# [INFORMATION PROVIDED]
════════

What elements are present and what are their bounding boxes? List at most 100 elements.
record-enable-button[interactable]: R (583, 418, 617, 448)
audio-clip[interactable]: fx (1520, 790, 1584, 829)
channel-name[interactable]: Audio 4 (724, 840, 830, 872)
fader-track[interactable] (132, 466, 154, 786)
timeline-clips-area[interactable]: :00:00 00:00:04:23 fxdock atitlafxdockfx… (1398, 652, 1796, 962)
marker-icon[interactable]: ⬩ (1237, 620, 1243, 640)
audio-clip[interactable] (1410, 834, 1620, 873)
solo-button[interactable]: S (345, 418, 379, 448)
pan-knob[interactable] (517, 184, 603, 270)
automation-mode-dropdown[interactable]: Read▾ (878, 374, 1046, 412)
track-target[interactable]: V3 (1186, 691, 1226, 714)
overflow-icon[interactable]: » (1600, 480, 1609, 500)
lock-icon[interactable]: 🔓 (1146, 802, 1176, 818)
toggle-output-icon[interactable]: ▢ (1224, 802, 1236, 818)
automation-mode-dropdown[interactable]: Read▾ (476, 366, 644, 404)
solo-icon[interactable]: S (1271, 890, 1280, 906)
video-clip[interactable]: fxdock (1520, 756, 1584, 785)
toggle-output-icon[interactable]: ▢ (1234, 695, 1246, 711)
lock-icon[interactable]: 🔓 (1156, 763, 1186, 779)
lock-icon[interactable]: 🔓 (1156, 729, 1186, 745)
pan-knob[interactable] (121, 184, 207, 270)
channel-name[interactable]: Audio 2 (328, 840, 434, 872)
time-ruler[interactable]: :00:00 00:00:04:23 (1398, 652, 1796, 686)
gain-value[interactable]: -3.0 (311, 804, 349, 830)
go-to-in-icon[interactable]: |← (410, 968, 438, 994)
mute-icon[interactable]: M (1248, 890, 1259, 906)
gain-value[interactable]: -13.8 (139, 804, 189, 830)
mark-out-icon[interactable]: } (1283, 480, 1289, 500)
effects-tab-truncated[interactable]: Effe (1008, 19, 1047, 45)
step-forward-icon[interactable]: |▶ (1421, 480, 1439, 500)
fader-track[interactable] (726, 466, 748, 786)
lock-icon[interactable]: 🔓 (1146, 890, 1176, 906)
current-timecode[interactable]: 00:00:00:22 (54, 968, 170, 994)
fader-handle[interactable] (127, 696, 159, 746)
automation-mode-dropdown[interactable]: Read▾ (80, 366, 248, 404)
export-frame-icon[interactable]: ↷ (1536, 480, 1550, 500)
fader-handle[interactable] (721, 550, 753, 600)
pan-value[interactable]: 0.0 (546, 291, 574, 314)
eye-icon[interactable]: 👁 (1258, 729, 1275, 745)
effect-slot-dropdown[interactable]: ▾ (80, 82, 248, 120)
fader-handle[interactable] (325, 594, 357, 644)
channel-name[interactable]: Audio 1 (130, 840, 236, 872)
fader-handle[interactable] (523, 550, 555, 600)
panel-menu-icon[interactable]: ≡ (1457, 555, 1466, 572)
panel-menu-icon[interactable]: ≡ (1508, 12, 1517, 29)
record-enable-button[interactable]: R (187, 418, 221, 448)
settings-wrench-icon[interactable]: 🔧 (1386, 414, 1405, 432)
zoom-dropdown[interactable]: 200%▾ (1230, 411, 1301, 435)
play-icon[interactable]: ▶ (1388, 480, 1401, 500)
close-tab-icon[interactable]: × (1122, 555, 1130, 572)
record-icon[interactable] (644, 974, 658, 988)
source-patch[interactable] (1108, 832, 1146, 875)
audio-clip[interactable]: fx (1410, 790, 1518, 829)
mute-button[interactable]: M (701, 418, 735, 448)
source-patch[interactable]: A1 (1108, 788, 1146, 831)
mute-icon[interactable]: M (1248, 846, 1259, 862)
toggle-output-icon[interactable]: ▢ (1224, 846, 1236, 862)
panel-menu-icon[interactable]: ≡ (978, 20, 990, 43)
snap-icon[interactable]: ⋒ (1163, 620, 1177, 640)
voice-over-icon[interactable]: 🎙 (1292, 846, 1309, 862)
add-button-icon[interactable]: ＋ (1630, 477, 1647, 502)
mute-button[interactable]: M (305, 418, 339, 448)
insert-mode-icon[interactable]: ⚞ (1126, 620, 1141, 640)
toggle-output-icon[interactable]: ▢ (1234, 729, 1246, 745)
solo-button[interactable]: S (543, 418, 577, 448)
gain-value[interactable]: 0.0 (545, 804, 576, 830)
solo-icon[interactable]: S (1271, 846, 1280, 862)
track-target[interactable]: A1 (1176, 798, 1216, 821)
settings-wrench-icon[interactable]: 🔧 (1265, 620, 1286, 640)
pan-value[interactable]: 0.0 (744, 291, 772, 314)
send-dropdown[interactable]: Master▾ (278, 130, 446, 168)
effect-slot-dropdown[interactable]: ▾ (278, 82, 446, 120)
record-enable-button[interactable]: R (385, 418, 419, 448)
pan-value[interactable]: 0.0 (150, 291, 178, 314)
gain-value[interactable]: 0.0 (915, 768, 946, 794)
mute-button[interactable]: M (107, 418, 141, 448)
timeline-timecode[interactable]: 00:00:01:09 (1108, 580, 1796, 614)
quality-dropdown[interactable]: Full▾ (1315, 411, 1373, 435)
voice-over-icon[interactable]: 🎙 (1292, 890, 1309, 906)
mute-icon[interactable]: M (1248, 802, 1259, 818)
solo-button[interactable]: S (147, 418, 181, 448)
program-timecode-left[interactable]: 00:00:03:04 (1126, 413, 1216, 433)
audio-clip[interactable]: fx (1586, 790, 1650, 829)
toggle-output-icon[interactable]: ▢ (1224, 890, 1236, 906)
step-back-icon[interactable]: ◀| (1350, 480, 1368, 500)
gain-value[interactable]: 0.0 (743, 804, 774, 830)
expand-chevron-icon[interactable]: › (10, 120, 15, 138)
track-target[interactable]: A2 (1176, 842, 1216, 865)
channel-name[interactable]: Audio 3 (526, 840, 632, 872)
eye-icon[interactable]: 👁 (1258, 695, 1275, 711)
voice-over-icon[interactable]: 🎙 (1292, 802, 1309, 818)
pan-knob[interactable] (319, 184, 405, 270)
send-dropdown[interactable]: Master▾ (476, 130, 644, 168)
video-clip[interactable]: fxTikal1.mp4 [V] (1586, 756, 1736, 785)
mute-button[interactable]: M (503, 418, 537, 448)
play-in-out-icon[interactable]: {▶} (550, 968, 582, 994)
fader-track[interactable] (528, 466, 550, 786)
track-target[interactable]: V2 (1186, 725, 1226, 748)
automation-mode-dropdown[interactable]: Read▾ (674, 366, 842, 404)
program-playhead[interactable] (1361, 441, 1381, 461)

════════

Reproduce every line of the data above word for word, in the same order.

# [THE ANSWER]
What elements are present and what are their bounding boxes? List at most 100 elements.
record-enable-button[interactable]: R (583, 418, 617, 448)
audio-clip[interactable]: fx (1520, 790, 1584, 829)
channel-name[interactable]: Audio 4 (724, 840, 830, 872)
fader-track[interactable] (132, 466, 154, 786)
timeline-clips-area[interactable]: :00:00 00:00:04:23 fxdock atitlafxdockfx… (1398, 652, 1796, 962)
marker-icon[interactable]: ⬩ (1237, 620, 1243, 640)
audio-clip[interactable] (1410, 834, 1620, 873)
solo-button[interactable]: S (345, 418, 379, 448)
pan-knob[interactable] (517, 184, 603, 270)
automation-mode-dropdown[interactable]: Read▾ (878, 374, 1046, 412)
track-target[interactable]: V3 (1186, 691, 1226, 714)
overflow-icon[interactable]: » (1600, 480, 1609, 500)
lock-icon[interactable]: 🔓 (1146, 802, 1176, 818)
toggle-output-icon[interactable]: ▢ (1224, 802, 1236, 818)
automation-mode-dropdown[interactable]: Read▾ (476, 366, 644, 404)
solo-icon[interactable]: S (1271, 890, 1280, 906)
video-clip[interactable]: fxdock (1520, 756, 1584, 785)
toggle-output-icon[interactable]: ▢ (1234, 695, 1246, 711)
lock-icon[interactable]: 🔓 (1156, 763, 1186, 779)
lock-icon[interactable]: 🔓 (1156, 729, 1186, 745)
pan-knob[interactable] (121, 184, 207, 270)
channel-name[interactable]: Audio 2 (328, 840, 434, 872)
time-ruler[interactable]: :00:00 00:00:04:23 (1398, 652, 1796, 686)
gain-value[interactable]: -3.0 (311, 804, 349, 830)
go-to-in-icon[interactable]: |← (410, 968, 438, 994)
mute-icon[interactable]: M (1248, 890, 1259, 906)
gain-value[interactable]: -13.8 (139, 804, 189, 830)
mark-out-icon[interactable]: } (1283, 480, 1289, 500)
effects-tab-truncated[interactable]: Effe (1008, 19, 1047, 45)
step-forward-icon[interactable]: |▶ (1421, 480, 1439, 500)
fader-track[interactable] (726, 466, 748, 786)
lock-icon[interactable]: 🔓 (1146, 890, 1176, 906)
current-timecode[interactable]: 00:00:00:22 (54, 968, 170, 994)
fader-handle[interactable] (127, 696, 159, 746)
automation-mode-dropdown[interactable]: Read▾ (80, 366, 248, 404)
export-frame-icon[interactable]: ↷ (1536, 480, 1550, 500)
fader-handle[interactable] (721, 550, 753, 600)
pan-value[interactable]: 0.0 (546, 291, 574, 314)
eye-icon[interactable]: 👁 (1258, 729, 1275, 745)
effect-slot-dropdown[interactable]: ▾ (80, 82, 248, 120)
fader-handle[interactable] (325, 594, 357, 644)
channel-name[interactable]: Audio 1 (130, 840, 236, 872)
fader-handle[interactable] (523, 550, 555, 600)
panel-menu-icon[interactable]: ≡ (1457, 555, 1466, 572)
panel-menu-icon[interactable]: ≡ (1508, 12, 1517, 29)
record-enable-button[interactable]: R (187, 418, 221, 448)
settings-wrench-icon[interactable]: 🔧 (1386, 414, 1405, 432)
zoom-dropdown[interactable]: 200%▾ (1230, 411, 1301, 435)
play-icon[interactable]: ▶ (1388, 480, 1401, 500)
close-tab-icon[interactable]: × (1122, 555, 1130, 572)
record-icon[interactable] (644, 974, 658, 988)
source-patch[interactable] (1108, 832, 1146, 875)
audio-clip[interactable]: fx (1410, 790, 1518, 829)
mute-button[interactable]: M (701, 418, 735, 448)
source-patch[interactable]: A1 (1108, 788, 1146, 831)
mute-icon[interactable]: M (1248, 846, 1259, 862)
toggle-output-icon[interactable]: ▢ (1224, 846, 1236, 862)
panel-menu-icon[interactable]: ≡ (978, 20, 990, 43)
snap-icon[interactable]: ⋒ (1163, 620, 1177, 640)
voice-over-icon[interactable]: 🎙 (1292, 846, 1309, 862)
add-button-icon[interactable]: ＋ (1630, 477, 1647, 502)
mute-button[interactable]: M (305, 418, 339, 448)
insert-mode-icon[interactable]: ⚞ (1126, 620, 1141, 640)
toggle-output-icon[interactable]: ▢ (1234, 729, 1246, 745)
solo-button[interactable]: S (543, 418, 577, 448)
gain-value[interactable]: 0.0 (545, 804, 576, 830)
solo-icon[interactable]: S (1271, 846, 1280, 862)
track-target[interactable]: A1 (1176, 798, 1216, 821)
settings-wrench-icon[interactable]: 🔧 (1265, 620, 1286, 640)
pan-value[interactable]: 0.0 (744, 291, 772, 314)
send-dropdown[interactable]: Master▾ (278, 130, 446, 168)
effect-slot-dropdown[interactable]: ▾ (278, 82, 446, 120)
record-enable-button[interactable]: R (385, 418, 419, 448)
pan-value[interactable]: 0.0 (150, 291, 178, 314)
gain-value[interactable]: 0.0 (915, 768, 946, 794)
mute-button[interactable]: M (107, 418, 141, 448)
timeline-timecode[interactable]: 00:00:01:09 (1108, 580, 1796, 614)
quality-dropdown[interactable]: Full▾ (1315, 411, 1373, 435)
voice-over-icon[interactable]: 🎙 (1292, 890, 1309, 906)
mute-icon[interactable]: M (1248, 802, 1259, 818)
solo-button[interactable]: S (147, 418, 181, 448)
program-timecode-left[interactable]: 00:00:03:04 (1126, 413, 1216, 433)
audio-clip[interactable]: fx (1586, 790, 1650, 829)
toggle-output-icon[interactable]: ▢ (1224, 890, 1236, 906)
step-back-icon[interactable]: ◀| (1350, 480, 1368, 500)
gain-value[interactable]: 0.0 (743, 804, 774, 830)
expand-chevron-icon[interactable]: › (10, 120, 15, 138)
track-target[interactable]: A2 (1176, 842, 1216, 865)
channel-name[interactable]: Audio 3 (526, 840, 632, 872)
eye-icon[interactable]: 👁 (1258, 695, 1275, 711)
voice-over-icon[interactable]: 🎙 (1292, 802, 1309, 818)
pan-knob[interactable] (319, 184, 405, 270)
send-dropdown[interactable]: Master▾ (476, 130, 644, 168)
video-clip[interactable]: fxTikal1.mp4 [V] (1586, 756, 1736, 785)
mute-button[interactable]: M (503, 418, 537, 448)
play-in-out-icon[interactable]: {▶} (550, 968, 582, 994)
fader-track[interactable] (528, 466, 550, 786)
track-target[interactable]: V2 (1186, 725, 1226, 748)
automation-mode-dropdown[interactable]: Read▾ (674, 366, 842, 404)
program-playhead[interactable] (1361, 441, 1381, 461)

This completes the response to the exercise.